#### Data provided

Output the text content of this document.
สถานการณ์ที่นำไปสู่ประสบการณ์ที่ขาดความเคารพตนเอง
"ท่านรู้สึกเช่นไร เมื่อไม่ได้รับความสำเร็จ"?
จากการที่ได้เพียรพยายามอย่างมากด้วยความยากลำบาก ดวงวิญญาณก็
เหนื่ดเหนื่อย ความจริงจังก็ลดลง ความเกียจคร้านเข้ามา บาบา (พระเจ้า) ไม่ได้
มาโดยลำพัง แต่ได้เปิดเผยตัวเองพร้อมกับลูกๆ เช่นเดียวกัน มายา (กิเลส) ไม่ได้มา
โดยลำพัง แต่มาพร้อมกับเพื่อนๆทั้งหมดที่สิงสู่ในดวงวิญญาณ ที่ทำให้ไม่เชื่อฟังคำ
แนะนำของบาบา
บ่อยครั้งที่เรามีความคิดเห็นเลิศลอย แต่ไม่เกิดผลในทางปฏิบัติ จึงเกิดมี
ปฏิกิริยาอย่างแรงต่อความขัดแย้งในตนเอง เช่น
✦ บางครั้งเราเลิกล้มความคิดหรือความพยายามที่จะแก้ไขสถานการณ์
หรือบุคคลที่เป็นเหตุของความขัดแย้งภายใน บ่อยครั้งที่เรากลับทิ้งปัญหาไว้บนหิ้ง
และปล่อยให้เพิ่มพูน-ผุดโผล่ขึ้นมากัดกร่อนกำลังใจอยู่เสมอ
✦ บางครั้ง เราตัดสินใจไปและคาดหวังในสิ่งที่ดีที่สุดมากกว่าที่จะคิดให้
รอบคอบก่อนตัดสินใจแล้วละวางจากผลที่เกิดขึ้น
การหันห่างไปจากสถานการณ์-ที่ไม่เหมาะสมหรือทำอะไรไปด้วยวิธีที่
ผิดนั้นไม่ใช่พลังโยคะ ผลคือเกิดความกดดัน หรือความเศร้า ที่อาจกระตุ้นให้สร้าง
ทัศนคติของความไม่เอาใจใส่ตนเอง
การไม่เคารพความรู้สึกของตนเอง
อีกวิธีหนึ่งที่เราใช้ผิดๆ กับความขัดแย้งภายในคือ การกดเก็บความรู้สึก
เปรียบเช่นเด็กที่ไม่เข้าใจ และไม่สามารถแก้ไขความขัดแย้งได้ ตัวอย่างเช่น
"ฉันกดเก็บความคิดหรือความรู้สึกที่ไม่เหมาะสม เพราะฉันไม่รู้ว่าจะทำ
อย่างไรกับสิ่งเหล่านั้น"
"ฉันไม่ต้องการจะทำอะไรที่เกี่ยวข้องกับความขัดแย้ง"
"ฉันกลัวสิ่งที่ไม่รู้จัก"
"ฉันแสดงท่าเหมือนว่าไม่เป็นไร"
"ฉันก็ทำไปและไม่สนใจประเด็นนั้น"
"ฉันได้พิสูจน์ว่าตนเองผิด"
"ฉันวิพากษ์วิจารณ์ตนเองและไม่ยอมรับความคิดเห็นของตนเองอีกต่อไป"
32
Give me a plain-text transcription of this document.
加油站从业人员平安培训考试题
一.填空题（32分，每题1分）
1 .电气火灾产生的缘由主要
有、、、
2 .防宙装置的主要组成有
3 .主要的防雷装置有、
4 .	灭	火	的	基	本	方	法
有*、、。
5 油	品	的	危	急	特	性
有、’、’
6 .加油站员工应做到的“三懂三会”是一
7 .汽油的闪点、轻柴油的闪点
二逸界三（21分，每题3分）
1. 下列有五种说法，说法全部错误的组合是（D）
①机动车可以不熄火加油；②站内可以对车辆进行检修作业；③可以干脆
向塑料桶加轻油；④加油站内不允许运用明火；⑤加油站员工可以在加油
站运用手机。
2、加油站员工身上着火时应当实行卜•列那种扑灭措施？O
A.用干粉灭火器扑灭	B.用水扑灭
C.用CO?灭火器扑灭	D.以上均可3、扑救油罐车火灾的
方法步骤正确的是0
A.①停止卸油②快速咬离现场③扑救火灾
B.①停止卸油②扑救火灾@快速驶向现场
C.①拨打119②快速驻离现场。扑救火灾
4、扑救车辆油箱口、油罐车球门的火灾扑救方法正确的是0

########

**What to do**
State the count of lines above containing the string "บางคร", and add nothing to it.

**Solution for this exercise**
2